Ministry of the Environment investigates the use of plastics in buildings – ARA, Senate Properties and the University of Helsinki studying how to reduce the use of plastics in their construction projects

Press release 2019-04-05 at 9:01
Muovia talotekniikassa.jpg
Plastics are also used in building service components. © Ministry's photo bank, Mikko Törmänen

A study by the Ministry of the Environment on the use of plastics in residential buildings and day-care centres reveals that plastics can be found in all parts of buildings. The amount of plastics in individual buildings, however, is very small when compared to the other materials. Some of these plastics would be relatively easy to recycle or replace using other solutions.

“Around 20 per cent of plastics are used for construction. We must reduce the amount of plastics and increase the recycling rate if we want to decrease the carbon footprint and environmental harm caused by construction. That said, the use of plastics is still necessary in many parts of buildings,” says Minister of the Environment, Energy and Housing Kimmo Tiilikainen.

In connection with their 2019 construction and renovation projects, the Housing Finance and Development Centre of Finland (ARA), Senate Properties and the University of Helsinki Properties and Facilities are investigating how the use of plastics can be reduced and how plastics can be replaced with other materials in structures and systems without compromising on essential technical requirements. The project will also explore how to reduce the amount of plastics waste generated by construction and how to increase the rate of recovery and recycling.

Plastics less than 0.5 per cent of total building weight

The study carried out by the Ministry of the Environment and VTT Technical Research Centre of Finland investigated seven typical residential buildings and three day-care centres. The buildings in the study had either concrete or wooden frames. The study found that out of all building materials used, plastics made up less than 0.5 per cent of the total building weight. The proportion of plastics in the total weight of concrete-framed buildings was slightly smaller than in wood-framed buildings.

In residential buildings, plastics were used relatively evenly in all building parts. Plastics were used in all parts of day-care centre buildings as well, but they were distributed less evenly across the different building parts. The amount of plastics used in day-care centres was clearly larger than in residential buildings, as day-care centres had relatively more building service components and were more likely to have plastic floor coverings. Day-care centres also had more plastic-based thermal insulation materials than residential buildings. The safety surfaces of playground areas at the investigated day-care centres also contained high volumes of EPDM rubber.

» Problem to work on: Rewrite the stretch of the press release on plastics in buildings from "A study by the" through "Housing Kimmo Tiilikainen.", putting "climate impact" in place of "carbon footprint". The material that follows has no connection to the press release on plastics in buildings.

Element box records

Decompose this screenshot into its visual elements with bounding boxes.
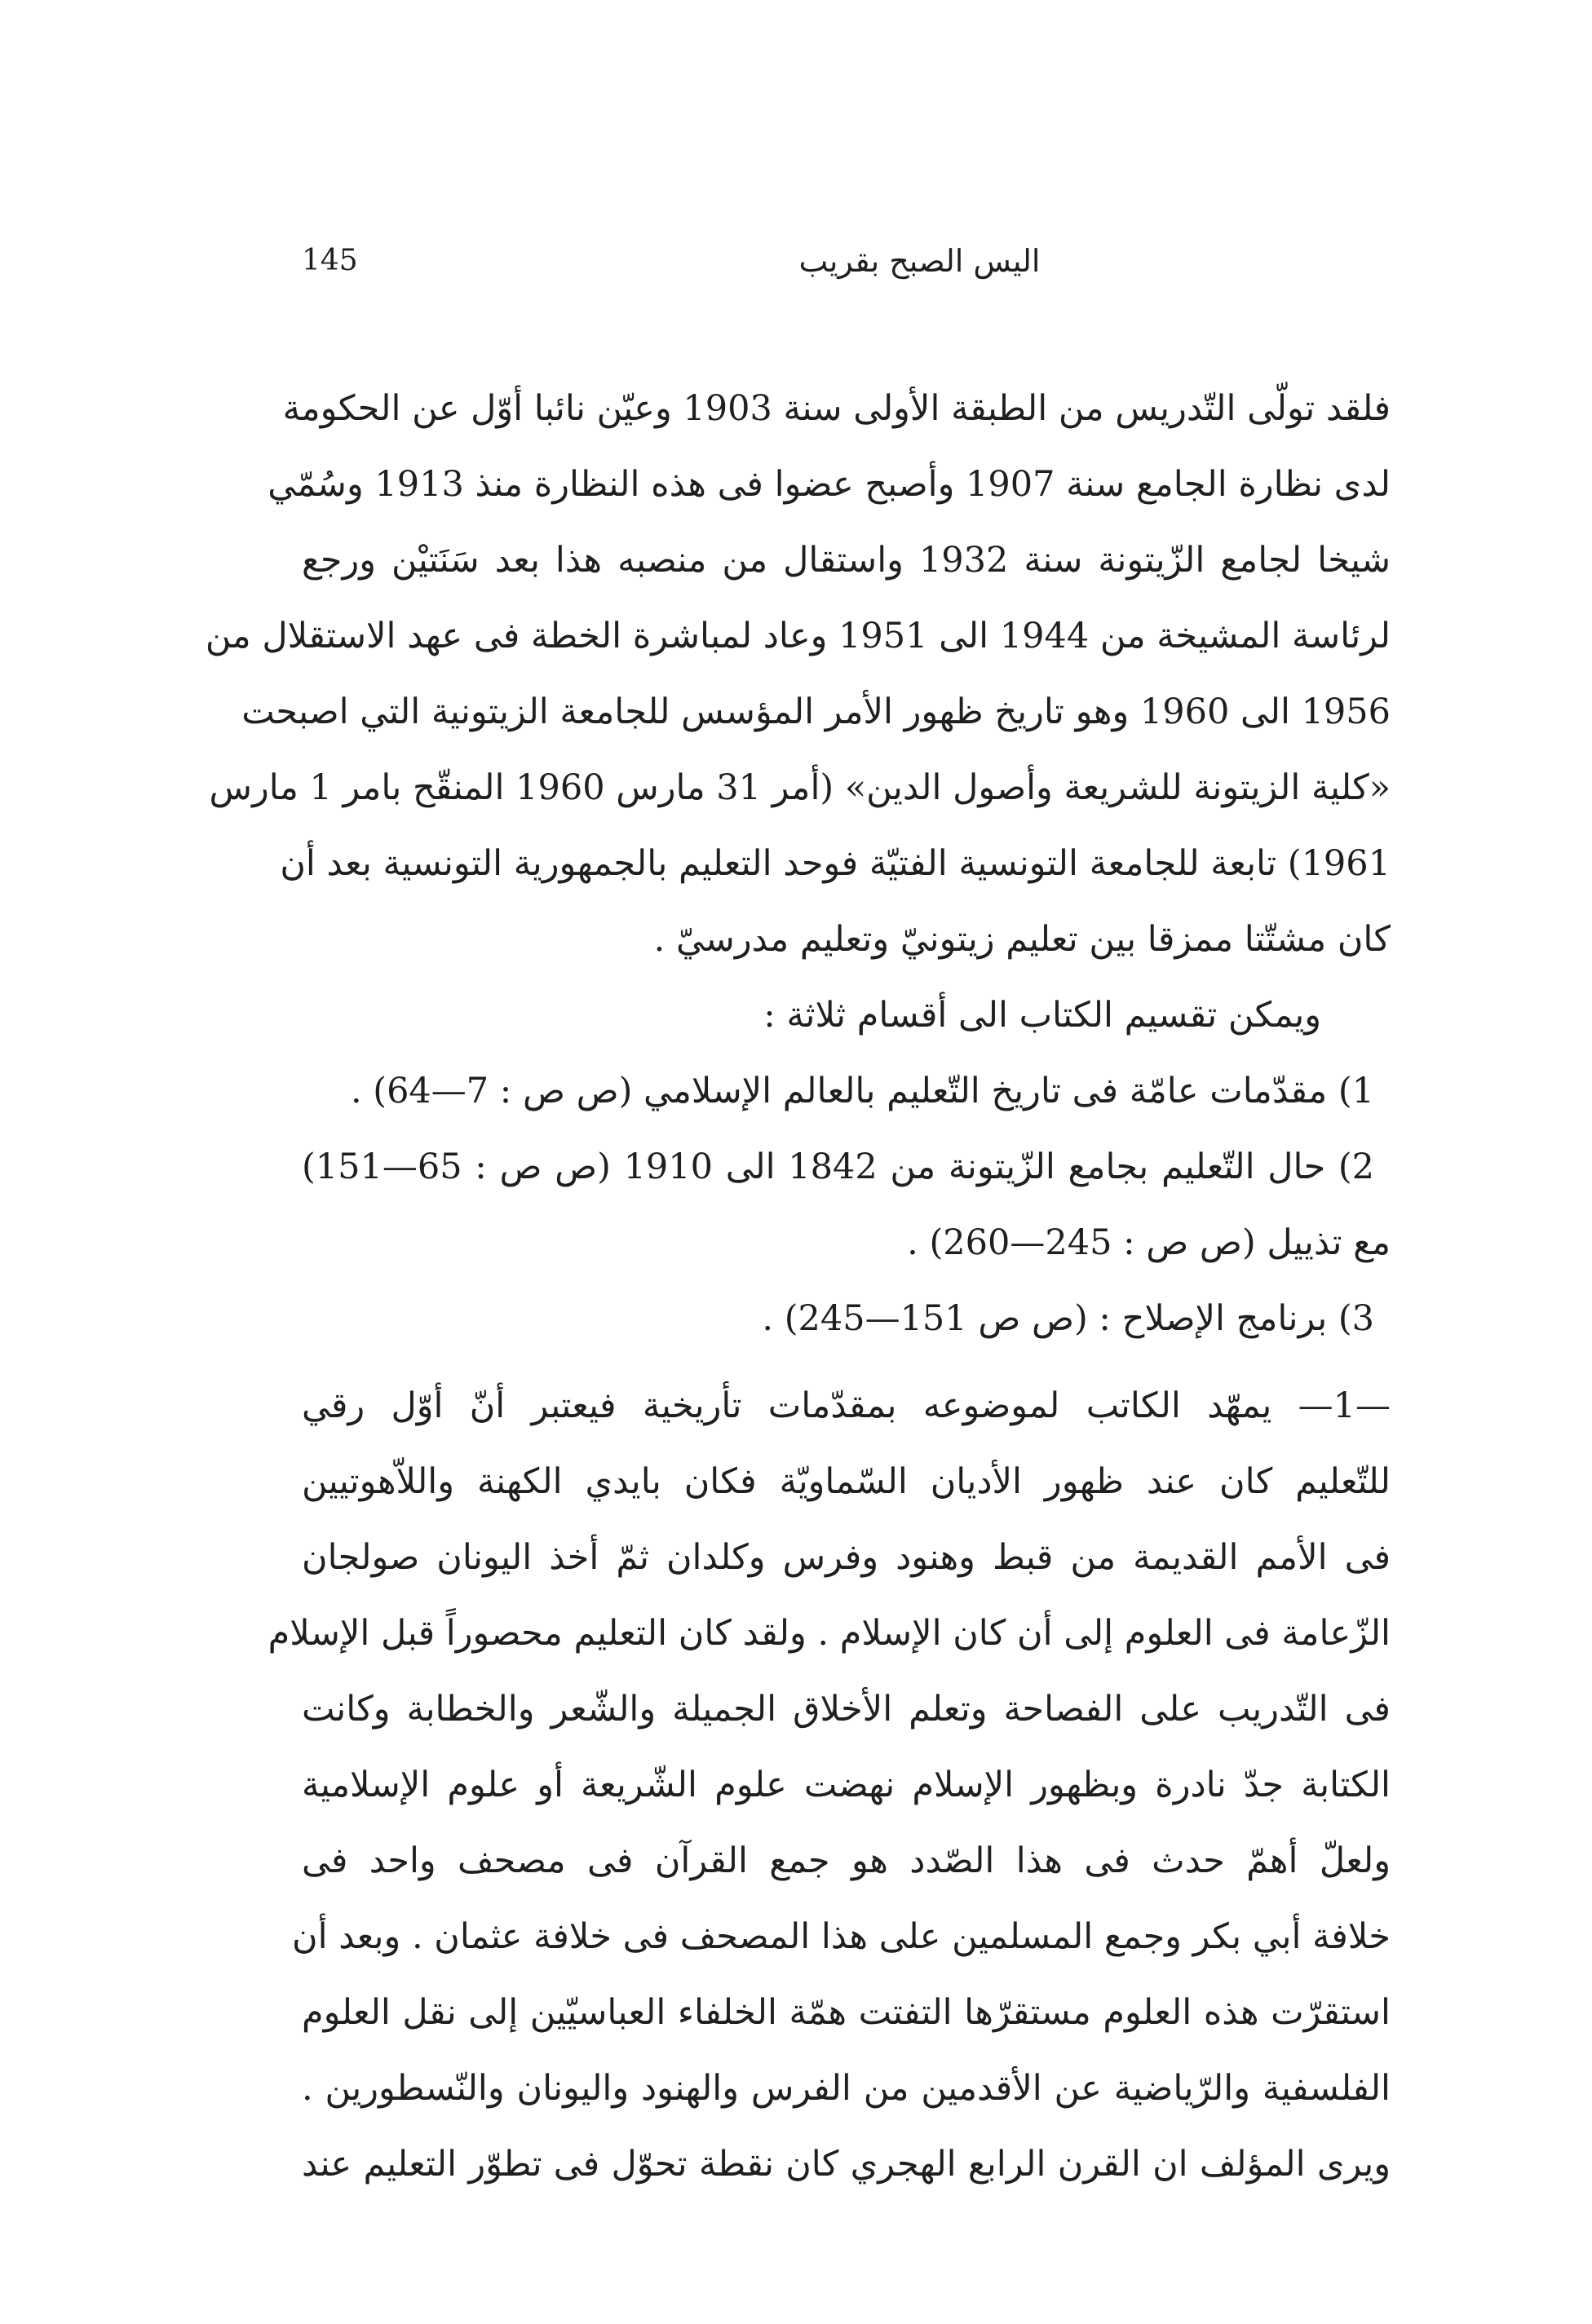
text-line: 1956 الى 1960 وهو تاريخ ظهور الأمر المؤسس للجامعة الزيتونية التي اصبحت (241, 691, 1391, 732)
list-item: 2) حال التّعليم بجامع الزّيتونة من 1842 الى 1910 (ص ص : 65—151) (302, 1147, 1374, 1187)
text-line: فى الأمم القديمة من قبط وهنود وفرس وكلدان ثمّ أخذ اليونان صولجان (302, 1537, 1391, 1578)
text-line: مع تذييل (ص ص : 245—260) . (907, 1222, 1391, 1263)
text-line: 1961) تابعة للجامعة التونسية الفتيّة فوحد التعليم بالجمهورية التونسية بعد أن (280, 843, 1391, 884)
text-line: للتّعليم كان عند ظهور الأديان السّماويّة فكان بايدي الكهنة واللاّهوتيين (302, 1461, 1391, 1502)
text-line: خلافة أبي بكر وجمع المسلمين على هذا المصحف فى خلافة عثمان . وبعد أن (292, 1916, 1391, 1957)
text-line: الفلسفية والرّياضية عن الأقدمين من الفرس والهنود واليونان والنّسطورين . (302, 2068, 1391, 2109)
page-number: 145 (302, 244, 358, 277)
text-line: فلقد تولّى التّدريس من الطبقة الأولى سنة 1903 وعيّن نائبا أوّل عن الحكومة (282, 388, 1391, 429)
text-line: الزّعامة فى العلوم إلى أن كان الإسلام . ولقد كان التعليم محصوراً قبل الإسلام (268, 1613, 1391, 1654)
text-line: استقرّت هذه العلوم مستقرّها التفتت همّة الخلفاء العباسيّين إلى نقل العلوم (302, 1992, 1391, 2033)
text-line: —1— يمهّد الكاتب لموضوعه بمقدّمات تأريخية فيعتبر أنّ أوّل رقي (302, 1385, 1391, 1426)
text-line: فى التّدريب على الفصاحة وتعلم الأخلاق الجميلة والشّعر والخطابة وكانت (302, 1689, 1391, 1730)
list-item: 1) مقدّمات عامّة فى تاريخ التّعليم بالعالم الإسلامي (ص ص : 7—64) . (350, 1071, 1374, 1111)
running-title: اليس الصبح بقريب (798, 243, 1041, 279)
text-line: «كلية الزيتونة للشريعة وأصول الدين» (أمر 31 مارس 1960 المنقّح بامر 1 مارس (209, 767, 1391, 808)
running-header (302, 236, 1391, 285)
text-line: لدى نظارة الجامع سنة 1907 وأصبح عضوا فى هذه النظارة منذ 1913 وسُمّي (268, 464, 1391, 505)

» Answer to the task:
A study by the Ministry of the Environment on the use of plastics in residential buildings and day-care centres reveals that plastics can be found in all parts of buildings. The amount of plastics in individual buildings, however, is very small when compared to the other materials. Some of these plastics would be relatively easy to recycle or replace using other solutions.

“Around 20 per cent of plastics are used for construction. We must reduce the amount of plastics and increase the recycling rate if we want to decrease the climate impact and environmental harm caused by construction. That said, the use of plastics is still necessary in many parts of buildings,” says Minister of the Environment, Energy and Housing Kimmo Tiilikainen.